# EXERCISE AIM:
Copy out every record below, word for word.

— Start of RECORDED INFORMATION —

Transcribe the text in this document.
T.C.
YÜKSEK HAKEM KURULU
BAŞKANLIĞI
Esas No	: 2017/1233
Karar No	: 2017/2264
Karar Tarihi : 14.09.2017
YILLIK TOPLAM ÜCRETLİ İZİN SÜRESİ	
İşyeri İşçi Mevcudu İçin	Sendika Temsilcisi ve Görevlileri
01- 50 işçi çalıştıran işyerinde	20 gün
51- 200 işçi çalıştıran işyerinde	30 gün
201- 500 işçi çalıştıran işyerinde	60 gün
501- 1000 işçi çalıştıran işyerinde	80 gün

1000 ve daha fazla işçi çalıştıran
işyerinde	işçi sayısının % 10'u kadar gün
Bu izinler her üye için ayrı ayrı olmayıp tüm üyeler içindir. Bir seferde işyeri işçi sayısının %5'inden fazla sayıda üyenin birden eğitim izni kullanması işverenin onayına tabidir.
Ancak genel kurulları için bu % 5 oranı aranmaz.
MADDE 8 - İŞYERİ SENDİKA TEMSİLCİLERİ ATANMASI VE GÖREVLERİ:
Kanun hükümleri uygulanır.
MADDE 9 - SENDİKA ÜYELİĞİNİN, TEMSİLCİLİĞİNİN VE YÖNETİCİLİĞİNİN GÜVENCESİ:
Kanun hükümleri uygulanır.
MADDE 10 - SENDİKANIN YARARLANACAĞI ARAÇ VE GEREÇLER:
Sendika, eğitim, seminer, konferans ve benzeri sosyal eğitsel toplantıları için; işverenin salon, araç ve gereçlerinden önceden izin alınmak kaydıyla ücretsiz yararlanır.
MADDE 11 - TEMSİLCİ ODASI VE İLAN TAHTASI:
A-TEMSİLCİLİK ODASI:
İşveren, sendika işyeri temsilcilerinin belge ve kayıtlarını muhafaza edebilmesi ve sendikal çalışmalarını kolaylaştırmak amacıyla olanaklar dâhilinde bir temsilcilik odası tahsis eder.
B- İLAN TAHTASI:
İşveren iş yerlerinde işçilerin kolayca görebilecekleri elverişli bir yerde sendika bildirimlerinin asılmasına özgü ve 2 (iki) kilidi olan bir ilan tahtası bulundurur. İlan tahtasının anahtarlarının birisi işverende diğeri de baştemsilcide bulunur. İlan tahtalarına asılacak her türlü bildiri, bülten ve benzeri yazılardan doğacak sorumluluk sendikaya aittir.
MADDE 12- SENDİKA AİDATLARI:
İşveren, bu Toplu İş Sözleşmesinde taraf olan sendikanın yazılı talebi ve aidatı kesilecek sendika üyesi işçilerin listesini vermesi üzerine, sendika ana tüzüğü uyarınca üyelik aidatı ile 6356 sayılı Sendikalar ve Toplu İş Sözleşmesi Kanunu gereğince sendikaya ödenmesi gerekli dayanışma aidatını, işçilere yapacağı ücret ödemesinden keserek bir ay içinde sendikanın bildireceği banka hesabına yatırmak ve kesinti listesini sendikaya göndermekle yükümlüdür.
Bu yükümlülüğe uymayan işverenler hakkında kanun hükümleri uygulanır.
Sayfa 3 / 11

— End of RECORDED INFORMATION —

# CORRECT RESULT:
Transcribe the text in this document.
T.C.
YÜKSEK HAKEM KURULU
BAŞKANLIĞI
Esas No	: 2017/1233
Karar No	: 2017/2264
Karar Tarihi : 14.09.2017
YILLIK TOPLAM ÜCRETLİ İZİN SÜRESİ	
İşyeri İşçi Mevcudu İçin	Sendika Temsilcisi ve Görevlileri
01- 50 işçi çalıştıran işyerinde	20 gün
51- 200 işçi çalıştıran işyerinde	30 gün
201- 500 işçi çalıştıran işyerinde	60 gün
501- 1000 işçi çalıştıran işyerinde	80 gün

1000 ve daha fazla işçi çalıştıran
işyerinde	işçi sayısının % 10'u kadar gün
Bu izinler her üye için ayrı ayrı olmayıp tüm üyeler içindir. Bir seferde işyeri işçi sayısının %5'inden fazla sayıda üyenin birden eğitim izni kullanması işverenin onayına tabidir.
Ancak genel kurulları için bu % 5 oranı aranmaz.
MADDE 8 - İŞYERİ SENDİKA TEMSİLCİLERİ ATANMASI VE GÖREVLERİ:
Kanun hükümleri uygulanır.
MADDE 9 - SENDİKA ÜYELİĞİNİN, TEMSİLCİLİĞİNİN VE YÖNETİCİLİĞİNİN GÜVENCESİ:
Kanun hükümleri uygulanır.
MADDE 10 - SENDİKANIN YARARLANACAĞI ARAÇ VE GEREÇLER:
Sendika, eğitim, seminer, konferans ve benzeri sosyal eğitsel toplantıları için; işverenin salon, araç ve gereçlerinden önceden izin alınmak kaydıyla ücretsiz yararlanır.
MADDE 11 - TEMSİLCİ ODASI VE İLAN TAHTASI:
A-TEMSİLCİLİK ODASI:
İşveren, sendika işyeri temsilcilerinin belge ve kayıtlarını muhafaza edebilmesi ve sendikal çalışmalarını kolaylaştırmak amacıyla olanaklar dâhilinde bir temsilcilik odası tahsis eder.
B- İLAN TAHTASI:
İşveren iş yerlerinde işçilerin kolayca görebilecekleri elverişli bir yerde sendika bildirimlerinin asılmasına özgü ve 2 (iki) kilidi olan bir ilan tahtası bulundurur. İlan tahtasının anahtarlarının birisi işverende diğeri de baştemsilcide bulunur. İlan tahtalarına asılacak her türlü bildiri, bülten ve benzeri yazılardan doğacak sorumluluk sendikaya aittir.
MADDE 12- SENDİKA AİDATLARI:
İşveren, bu Toplu İş Sözleşmesinde taraf olan sendikanın yazılı talebi ve aidatı kesilecek sendika üyesi işçilerin listesini vermesi üzerine, sendika ana tüzüğü uyarınca üyelik aidatı ile 6356 sayılı Sendikalar ve Toplu İş Sözleşmesi Kanunu gereğince sendikaya ödenmesi gerekli dayanışma aidatını, işçilere yapacağı ücret ödemesinden keserek bir ay içinde sendikanın bildireceği banka hesabına yatırmak ve kesinti listesini sendikaya göndermekle yükümlüdür.
Bu yükümlülüğe uymayan işverenler hakkında kanun hükümleri uygulanır.
Sayfa 3 / 11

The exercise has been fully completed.